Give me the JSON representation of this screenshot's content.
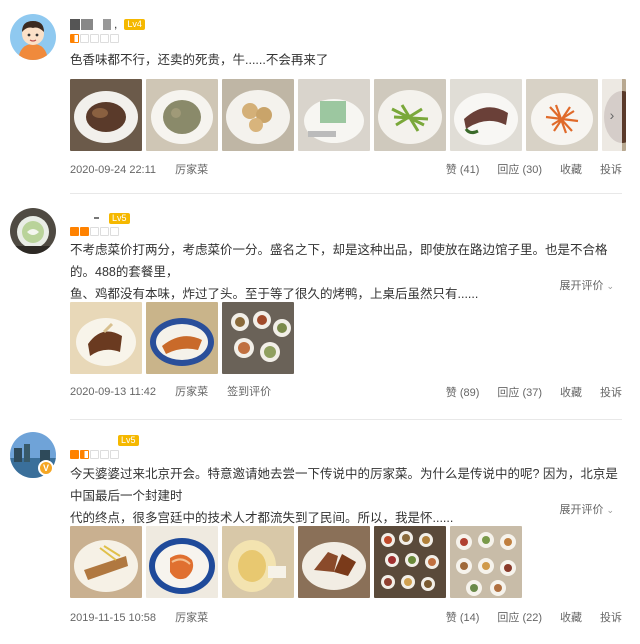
{
  "reviews": [
    {
      "user_name": ",",
      "level": "Lv4",
      "rating_stars": 0.5,
      "text": "色香味都不行，还卖的死贵，牛......不会再来了",
      "date": "2020-09-24 22:11",
      "shop": "厉家菜",
      "tag": "",
      "expand_label": "",
      "actions": {
        "like": "赞",
        "like_count": "(41)",
        "reply": "回应",
        "reply_count": "(30)",
        "collect": "收藏",
        "report": "投诉"
      }
    },
    {
      "user_name": "",
      "level": "Lv5",
      "rating_stars": 2,
      "text_line1": "不考虑菜价打两分，考虑菜价一分。盛名之下，却是这种出品，即使放在路边馆子里。也是不合格的。488的套餐里，",
      "text_line2": "鱼、鸡都没有本味，炸过了头。至于等了很久的烤鸭，上桌后虽然只有......",
      "date": "2020-09-13 11:42",
      "shop": "厉家菜",
      "tag": "签到评价",
      "expand_label": "展开评价",
      "actions": {
        "like": "赞",
        "like_count": "(89)",
        "reply": "回应",
        "reply_count": "(37)",
        "collect": "收藏",
        "report": "投诉"
      }
    },
    {
      "user_name": "",
      "level": "Lv5",
      "rating_stars": 1.5,
      "text_line1": "今天婆婆过来北京开会。特意邀请她去尝一下传说中的厉家菜。为什么是传说中的呢? 因为，北京是中国最后一个封建时",
      "text_line2": "代的终点，很多宫廷中的技术人才都流失到了民间。所以，我是怀......",
      "date": "2019-11-15 10:58",
      "shop": "厉家菜",
      "tag": "",
      "expand_label": "展开评价",
      "vip_badge": "V",
      "actions": {
        "like": "赞",
        "like_count": "(14)",
        "reply": "回应",
        "reply_count": "(22)",
        "collect": "收藏",
        "report": "投诉"
      }
    }
  ],
  "icons": {
    "next_photo": "chevron-right-icon",
    "expand": "chevron-down-icon"
  },
  "colors": {
    "star": "#ff8200",
    "level_badge": "#f5b800",
    "vip": "#f5a623"
  }
}
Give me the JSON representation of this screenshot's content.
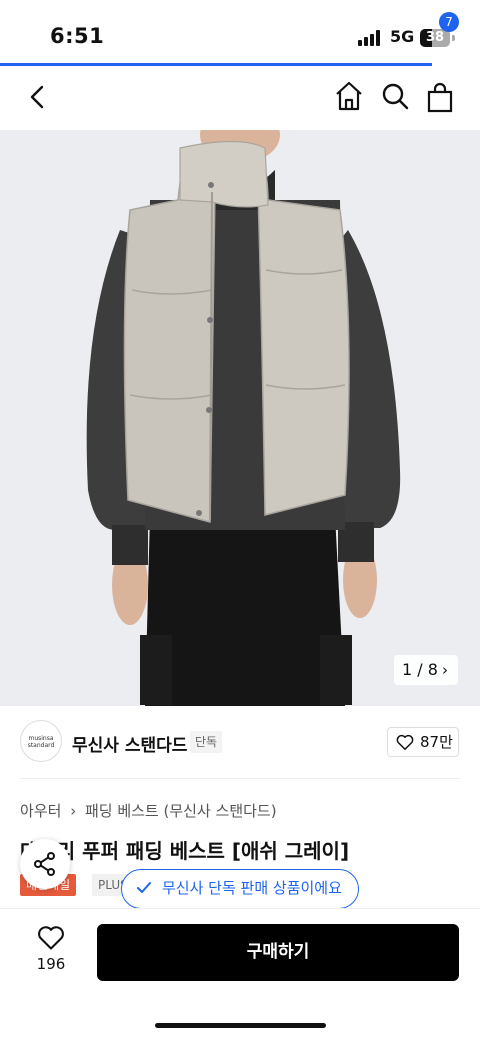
{
  "status_bar": {
    "time": "6:51",
    "network": "5G",
    "battery_level": "38"
  },
  "loading": {
    "progress": 0.9
  },
  "top_nav": {
    "cart_count": "7"
  },
  "product_image": {
    "counter": "1 / 8"
  },
  "brand": {
    "logo_text_line1": "musinsa",
    "logo_text_line2": "standard",
    "name": "무신사 스탠다드",
    "exclusive_tag": "단독",
    "like_count": "87만"
  },
  "breadcrumb": {
    "items": [
      "아우터",
      "패딩 베스트 (무신사 스탠다드)"
    ]
  },
  "product": {
    "title": "데일리 푸퍼 패딩 베스트 [애쉬 그레이]",
    "tags": [
      "매진세일",
      "PLUS"
    ]
  },
  "toast": {
    "text": "무신사 단독 판매 상품이에요"
  },
  "bottom_bar": {
    "like_count": "196",
    "buy_label": "구매하기"
  },
  "colors": {
    "accent": "#1e64f0",
    "sale": "#e65a3c",
    "vest": "#c9c5bd",
    "sweater": "#3d3d3d"
  }
}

########

→ Stated problem:
Restate each entry word for word, leaving out any pictures.

→ Final result:
Give me the JSON representation of this screenshot's content.
{
  "reviews": [
    {
      "user_name": ",",
      "level": "Lv4",
      "rating_stars": 0.5,
      "text": "色香味都不行，还卖的死贵，牛......不会再来了",
      "date": "2020-09-24 22:11",
      "shop": "厉家菜",
      "tag": "",
      "expand_label": "",
      "actions": {
        "like": "赞",
        "like_count": "(41)",
        "reply": "回应",
        "reply_count": "(30)",
        "collect": "收藏",
        "report": "投诉"
      }
    },
    {
      "user_name": "",
      "level": "Lv5",
      "rating_stars": 2,
      "text_line1": "不考虑菜价打两分，考虑菜价一分。盛名之下，却是这种出品，即使放在路边馆子里。也是不合格的。488的套餐里，",
      "text_line2": "鱼、鸡都没有本味，炸过了头。至于等了很久的烤鸭，上桌后虽然只有......",
      "date": "2020-09-13 11:42",
      "shop": "厉家菜",
      "tag": "签到评价",
      "expand_label": "展开评价",
      "actions": {
        "like": "赞",
        "like_count": "(89)",
        "reply": "回应",
        "reply_count": "(37)",
        "collect": "收藏",
        "report": "投诉"
      }
    },
    {
      "user_name": "",
      "level": "Lv5",
      "rating_stars": 1.5,
      "text_line1": "今天婆婆过来北京开会。特意邀请她去尝一下传说中的厉家菜。为什么是传说中的呢? 因为，北京是中国最后一个封建时",
      "text_line2": "代的终点，很多宫廷中的技术人才都流失到了民间。所以，我是怀......",
      "date": "2019-11-15 10:58",
      "shop": "厉家菜",
      "tag": "",
      "expand_label": "展开评价",
      "vip_badge": "V",
      "actions": {
        "like": "赞",
        "like_count": "(14)",
        "reply": "回应",
        "reply_count": "(22)",
        "collect": "收藏",
        "report": "投诉"
      }
    }
  ],
  "icons": {
    "next_photo": "chevron-right-icon",
    "expand": "chevron-down-icon"
  },
  "colors": {
    "star": "#ff8200",
    "level_badge": "#f5b800",
    "vip": "#f5a623"
  }
}
Give me the JSON representation of this screenshot's content.
{
  "status_bar": {
    "time": "6:51",
    "network": "5G",
    "battery_level": "38"
  },
  "loading": {
    "progress": 0.9
  },
  "top_nav": {
    "cart_count": "7"
  },
  "product_image": {
    "counter": "1 / 8"
  },
  "brand": {
    "logo_text_line1": "musinsa",
    "logo_text_line2": "standard",
    "name": "무신사 스탠다드",
    "exclusive_tag": "단독",
    "like_count": "87만"
  },
  "breadcrumb": {
    "items": [
      "아우터",
      "패딩 베스트 (무신사 스탠다드)"
    ]
  },
  "product": {
    "title": "데일리 푸퍼 패딩 베스트 [애쉬 그레이]",
    "tags": [
      "매진세일",
      "PLUS"
    ]
  },
  "toast": {
    "text": "무신사 단독 판매 상품이에요"
  },
  "bottom_bar": {
    "like_count": "196",
    "buy_label": "구매하기"
  },
  "colors": {
    "accent": "#1e64f0",
    "sale": "#e65a3c",
    "vest": "#c9c5bd",
    "sweater": "#3d3d3d"
  }
}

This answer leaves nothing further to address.